# Material for this exercise
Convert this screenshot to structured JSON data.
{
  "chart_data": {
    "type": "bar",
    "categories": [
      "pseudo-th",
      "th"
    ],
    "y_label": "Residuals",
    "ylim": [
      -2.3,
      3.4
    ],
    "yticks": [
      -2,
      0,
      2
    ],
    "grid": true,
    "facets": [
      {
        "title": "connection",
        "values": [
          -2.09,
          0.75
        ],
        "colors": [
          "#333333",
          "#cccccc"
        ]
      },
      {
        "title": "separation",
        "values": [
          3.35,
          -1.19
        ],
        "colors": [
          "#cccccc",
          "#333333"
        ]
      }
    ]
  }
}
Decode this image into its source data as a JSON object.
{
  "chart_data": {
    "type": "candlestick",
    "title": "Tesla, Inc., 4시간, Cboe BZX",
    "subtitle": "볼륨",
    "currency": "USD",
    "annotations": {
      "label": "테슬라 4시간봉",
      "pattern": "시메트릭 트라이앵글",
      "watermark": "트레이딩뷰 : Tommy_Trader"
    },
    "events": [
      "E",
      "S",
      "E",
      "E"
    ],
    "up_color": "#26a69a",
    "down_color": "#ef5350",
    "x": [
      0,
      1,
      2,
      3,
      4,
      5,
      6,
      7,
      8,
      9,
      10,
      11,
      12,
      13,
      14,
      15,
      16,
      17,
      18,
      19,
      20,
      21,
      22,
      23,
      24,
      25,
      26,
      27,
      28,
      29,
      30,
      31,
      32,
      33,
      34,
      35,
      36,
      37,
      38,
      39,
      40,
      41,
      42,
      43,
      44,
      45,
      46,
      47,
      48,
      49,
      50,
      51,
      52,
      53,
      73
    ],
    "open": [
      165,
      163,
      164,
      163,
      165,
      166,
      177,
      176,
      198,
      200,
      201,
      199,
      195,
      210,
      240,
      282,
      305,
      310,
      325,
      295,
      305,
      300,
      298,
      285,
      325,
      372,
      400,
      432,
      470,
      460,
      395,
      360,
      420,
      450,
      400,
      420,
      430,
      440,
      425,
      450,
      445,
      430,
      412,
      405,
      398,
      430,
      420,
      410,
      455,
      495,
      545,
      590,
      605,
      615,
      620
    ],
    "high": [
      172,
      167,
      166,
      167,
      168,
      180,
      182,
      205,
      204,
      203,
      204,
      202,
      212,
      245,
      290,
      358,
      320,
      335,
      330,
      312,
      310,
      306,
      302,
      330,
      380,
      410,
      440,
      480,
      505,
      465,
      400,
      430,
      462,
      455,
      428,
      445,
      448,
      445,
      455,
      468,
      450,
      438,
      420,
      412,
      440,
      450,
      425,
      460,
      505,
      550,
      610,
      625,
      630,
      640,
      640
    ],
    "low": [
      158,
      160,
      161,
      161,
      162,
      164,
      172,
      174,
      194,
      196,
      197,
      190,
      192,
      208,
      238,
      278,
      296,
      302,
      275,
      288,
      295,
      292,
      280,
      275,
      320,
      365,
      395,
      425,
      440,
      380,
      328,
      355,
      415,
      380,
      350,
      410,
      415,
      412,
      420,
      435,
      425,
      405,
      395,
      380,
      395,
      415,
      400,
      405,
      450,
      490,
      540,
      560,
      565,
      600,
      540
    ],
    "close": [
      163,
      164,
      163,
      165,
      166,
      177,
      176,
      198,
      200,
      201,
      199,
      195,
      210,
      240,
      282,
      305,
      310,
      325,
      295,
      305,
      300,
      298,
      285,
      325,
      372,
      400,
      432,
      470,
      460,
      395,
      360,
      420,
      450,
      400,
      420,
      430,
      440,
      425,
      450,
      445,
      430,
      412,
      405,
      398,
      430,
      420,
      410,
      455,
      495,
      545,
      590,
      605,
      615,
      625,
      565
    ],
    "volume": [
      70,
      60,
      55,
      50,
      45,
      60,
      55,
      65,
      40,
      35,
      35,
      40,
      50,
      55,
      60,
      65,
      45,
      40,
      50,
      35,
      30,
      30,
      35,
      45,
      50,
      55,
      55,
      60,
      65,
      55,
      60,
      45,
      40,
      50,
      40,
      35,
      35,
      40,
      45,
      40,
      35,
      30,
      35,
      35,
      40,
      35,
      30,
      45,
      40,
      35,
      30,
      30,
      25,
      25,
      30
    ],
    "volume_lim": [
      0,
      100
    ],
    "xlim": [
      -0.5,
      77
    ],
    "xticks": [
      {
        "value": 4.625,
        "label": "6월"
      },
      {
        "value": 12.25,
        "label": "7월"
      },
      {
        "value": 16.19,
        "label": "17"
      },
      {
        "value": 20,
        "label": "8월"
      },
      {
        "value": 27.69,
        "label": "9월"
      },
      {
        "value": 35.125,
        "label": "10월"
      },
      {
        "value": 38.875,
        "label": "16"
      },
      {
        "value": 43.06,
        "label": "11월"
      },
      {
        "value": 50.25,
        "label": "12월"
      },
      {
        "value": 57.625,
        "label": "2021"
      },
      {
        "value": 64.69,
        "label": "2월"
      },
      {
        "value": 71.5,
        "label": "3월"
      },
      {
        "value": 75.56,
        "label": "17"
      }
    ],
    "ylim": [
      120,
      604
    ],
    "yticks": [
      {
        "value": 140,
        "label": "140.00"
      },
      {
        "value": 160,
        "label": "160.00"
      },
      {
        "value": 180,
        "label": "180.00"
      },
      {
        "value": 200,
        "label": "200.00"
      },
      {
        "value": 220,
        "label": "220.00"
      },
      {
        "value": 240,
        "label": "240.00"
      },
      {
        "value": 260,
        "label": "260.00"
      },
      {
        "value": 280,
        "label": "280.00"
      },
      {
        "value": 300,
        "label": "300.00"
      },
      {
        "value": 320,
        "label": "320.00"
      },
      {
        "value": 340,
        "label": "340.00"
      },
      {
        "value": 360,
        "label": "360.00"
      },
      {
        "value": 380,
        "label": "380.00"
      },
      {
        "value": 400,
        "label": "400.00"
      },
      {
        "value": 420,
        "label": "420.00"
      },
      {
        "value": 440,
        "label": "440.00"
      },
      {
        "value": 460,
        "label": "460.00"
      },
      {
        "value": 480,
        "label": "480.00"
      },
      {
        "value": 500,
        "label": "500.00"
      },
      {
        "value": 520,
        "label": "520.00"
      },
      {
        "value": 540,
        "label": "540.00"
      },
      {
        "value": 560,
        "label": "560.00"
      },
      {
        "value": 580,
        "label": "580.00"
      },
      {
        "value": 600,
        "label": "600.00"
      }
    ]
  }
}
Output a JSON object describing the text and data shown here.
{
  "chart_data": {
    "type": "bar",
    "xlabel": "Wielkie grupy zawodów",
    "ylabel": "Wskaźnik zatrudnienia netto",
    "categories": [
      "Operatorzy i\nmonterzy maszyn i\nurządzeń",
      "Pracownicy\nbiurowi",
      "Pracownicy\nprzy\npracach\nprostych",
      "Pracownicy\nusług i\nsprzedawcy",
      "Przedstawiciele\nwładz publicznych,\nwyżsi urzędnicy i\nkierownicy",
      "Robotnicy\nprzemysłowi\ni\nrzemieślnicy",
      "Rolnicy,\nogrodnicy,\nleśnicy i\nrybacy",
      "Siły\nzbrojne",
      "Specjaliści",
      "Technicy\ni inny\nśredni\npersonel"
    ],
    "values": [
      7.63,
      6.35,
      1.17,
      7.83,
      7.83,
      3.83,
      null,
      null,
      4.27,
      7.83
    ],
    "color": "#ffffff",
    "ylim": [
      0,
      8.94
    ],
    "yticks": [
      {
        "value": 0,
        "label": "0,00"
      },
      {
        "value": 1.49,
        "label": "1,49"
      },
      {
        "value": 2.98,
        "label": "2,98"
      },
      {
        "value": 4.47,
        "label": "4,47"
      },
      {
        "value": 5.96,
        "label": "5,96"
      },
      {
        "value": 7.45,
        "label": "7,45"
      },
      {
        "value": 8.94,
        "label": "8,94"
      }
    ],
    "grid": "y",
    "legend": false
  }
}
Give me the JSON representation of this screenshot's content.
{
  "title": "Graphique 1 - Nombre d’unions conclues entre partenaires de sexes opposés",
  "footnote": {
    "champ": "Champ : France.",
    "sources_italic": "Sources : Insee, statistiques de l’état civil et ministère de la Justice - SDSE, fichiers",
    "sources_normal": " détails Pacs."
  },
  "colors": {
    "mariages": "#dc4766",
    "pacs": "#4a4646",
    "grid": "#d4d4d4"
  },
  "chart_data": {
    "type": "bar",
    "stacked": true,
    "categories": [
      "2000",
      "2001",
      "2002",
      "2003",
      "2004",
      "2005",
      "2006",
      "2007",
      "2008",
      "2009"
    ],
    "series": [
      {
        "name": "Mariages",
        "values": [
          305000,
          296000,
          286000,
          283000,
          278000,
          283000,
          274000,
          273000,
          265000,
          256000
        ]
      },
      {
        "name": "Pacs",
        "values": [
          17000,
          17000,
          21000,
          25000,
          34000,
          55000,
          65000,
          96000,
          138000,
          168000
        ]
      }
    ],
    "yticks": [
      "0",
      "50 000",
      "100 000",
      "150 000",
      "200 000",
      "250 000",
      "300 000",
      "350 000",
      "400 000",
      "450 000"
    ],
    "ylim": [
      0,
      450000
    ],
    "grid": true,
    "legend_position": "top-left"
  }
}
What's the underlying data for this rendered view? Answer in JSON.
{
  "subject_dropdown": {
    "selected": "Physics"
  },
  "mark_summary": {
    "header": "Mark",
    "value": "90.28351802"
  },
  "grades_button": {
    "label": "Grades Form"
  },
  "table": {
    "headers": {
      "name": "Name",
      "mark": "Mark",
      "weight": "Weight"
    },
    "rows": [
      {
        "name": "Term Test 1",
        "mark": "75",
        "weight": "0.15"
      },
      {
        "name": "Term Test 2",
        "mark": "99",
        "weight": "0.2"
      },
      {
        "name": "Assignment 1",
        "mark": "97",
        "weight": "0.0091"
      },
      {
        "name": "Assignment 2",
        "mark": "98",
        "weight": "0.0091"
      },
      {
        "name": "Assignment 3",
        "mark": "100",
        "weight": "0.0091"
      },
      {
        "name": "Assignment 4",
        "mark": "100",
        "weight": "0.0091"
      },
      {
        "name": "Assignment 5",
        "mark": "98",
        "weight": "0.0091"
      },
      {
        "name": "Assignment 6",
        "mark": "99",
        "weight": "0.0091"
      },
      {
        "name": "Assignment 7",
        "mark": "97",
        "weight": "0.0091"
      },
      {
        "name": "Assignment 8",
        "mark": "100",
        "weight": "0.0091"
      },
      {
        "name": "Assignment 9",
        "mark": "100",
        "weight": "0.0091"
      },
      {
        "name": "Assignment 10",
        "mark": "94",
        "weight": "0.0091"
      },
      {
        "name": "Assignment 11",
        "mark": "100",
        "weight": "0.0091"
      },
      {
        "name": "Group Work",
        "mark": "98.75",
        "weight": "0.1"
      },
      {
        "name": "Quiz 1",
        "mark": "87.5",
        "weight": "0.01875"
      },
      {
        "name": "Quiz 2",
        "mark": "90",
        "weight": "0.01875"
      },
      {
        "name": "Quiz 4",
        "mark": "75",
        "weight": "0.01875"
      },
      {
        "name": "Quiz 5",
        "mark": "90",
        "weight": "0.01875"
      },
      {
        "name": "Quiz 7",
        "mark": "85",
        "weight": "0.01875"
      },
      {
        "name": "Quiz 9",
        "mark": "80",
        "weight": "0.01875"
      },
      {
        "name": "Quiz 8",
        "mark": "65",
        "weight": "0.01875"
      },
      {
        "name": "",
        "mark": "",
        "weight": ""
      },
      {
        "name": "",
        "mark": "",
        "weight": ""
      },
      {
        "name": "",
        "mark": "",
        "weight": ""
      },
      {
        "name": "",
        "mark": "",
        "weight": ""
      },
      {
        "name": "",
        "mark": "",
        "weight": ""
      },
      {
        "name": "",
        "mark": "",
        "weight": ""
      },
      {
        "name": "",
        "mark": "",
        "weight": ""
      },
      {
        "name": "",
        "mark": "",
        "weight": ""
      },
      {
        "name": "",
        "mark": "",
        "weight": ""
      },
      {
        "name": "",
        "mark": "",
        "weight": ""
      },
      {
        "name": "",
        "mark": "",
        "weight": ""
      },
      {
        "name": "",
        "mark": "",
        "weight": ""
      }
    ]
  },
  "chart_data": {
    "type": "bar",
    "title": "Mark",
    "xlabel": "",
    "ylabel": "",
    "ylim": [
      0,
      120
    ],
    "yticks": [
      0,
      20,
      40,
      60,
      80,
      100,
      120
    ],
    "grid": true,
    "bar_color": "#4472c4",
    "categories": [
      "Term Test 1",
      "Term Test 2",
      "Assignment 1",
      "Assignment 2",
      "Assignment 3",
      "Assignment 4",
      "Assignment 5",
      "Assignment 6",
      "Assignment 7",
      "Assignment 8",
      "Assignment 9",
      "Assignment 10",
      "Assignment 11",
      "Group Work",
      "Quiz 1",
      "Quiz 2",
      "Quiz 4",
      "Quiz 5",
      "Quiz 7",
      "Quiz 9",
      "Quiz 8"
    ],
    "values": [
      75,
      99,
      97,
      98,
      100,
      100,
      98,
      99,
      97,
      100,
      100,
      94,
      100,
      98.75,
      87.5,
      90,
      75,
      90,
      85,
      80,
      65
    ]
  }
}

# Exercise objective
Which lines hold the string "screenshot"? List them all.

# Complete output
Convert this screenshot to structured JSON data.
Give me the JSON representation of this screenshot's content.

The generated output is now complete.